For the data below, report only the number of lines containing the string "CALTANISSETTA".

-- start of The records --

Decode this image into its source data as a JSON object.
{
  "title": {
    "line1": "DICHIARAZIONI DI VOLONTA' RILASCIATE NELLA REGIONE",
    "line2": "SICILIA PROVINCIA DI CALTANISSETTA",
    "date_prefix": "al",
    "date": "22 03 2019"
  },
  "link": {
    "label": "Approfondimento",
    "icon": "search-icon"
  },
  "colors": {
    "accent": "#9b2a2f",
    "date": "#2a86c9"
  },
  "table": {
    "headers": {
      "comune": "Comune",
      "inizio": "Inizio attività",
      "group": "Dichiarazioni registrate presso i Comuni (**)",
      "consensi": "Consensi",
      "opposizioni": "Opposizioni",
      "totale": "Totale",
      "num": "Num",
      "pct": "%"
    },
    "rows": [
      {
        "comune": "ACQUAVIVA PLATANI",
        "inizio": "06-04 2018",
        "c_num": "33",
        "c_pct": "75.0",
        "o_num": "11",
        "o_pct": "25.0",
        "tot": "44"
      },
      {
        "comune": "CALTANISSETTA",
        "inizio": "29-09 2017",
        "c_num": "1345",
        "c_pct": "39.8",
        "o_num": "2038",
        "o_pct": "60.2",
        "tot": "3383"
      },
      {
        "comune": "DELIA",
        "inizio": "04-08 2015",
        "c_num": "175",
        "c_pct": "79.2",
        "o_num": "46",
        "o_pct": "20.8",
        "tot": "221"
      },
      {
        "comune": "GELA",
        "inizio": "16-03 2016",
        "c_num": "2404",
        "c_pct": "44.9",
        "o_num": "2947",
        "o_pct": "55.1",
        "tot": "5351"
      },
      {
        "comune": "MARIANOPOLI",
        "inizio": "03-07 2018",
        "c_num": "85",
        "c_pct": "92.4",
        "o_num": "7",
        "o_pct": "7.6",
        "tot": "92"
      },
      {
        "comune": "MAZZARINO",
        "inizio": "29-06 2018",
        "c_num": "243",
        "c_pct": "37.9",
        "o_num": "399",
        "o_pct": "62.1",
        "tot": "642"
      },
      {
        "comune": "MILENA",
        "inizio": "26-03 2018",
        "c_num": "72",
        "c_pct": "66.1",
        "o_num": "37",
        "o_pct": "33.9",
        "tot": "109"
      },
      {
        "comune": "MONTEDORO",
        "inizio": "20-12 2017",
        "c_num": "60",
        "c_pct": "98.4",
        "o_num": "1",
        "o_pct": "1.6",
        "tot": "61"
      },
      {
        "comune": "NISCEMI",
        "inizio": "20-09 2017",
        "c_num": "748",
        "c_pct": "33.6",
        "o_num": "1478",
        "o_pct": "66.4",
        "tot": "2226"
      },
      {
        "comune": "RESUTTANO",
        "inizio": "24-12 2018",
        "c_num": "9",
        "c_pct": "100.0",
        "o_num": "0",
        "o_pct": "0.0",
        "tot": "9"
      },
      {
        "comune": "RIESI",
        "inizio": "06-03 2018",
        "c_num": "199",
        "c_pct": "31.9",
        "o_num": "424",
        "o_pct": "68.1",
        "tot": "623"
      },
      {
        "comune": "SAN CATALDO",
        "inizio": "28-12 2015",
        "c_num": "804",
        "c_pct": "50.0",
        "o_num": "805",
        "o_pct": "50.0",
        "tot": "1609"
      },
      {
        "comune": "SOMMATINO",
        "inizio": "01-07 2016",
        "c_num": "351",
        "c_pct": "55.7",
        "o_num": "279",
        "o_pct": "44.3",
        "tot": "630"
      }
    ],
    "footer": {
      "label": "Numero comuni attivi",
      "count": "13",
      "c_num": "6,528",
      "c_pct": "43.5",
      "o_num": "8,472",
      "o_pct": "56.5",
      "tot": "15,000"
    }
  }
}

-- end of The records --

Correct output:
2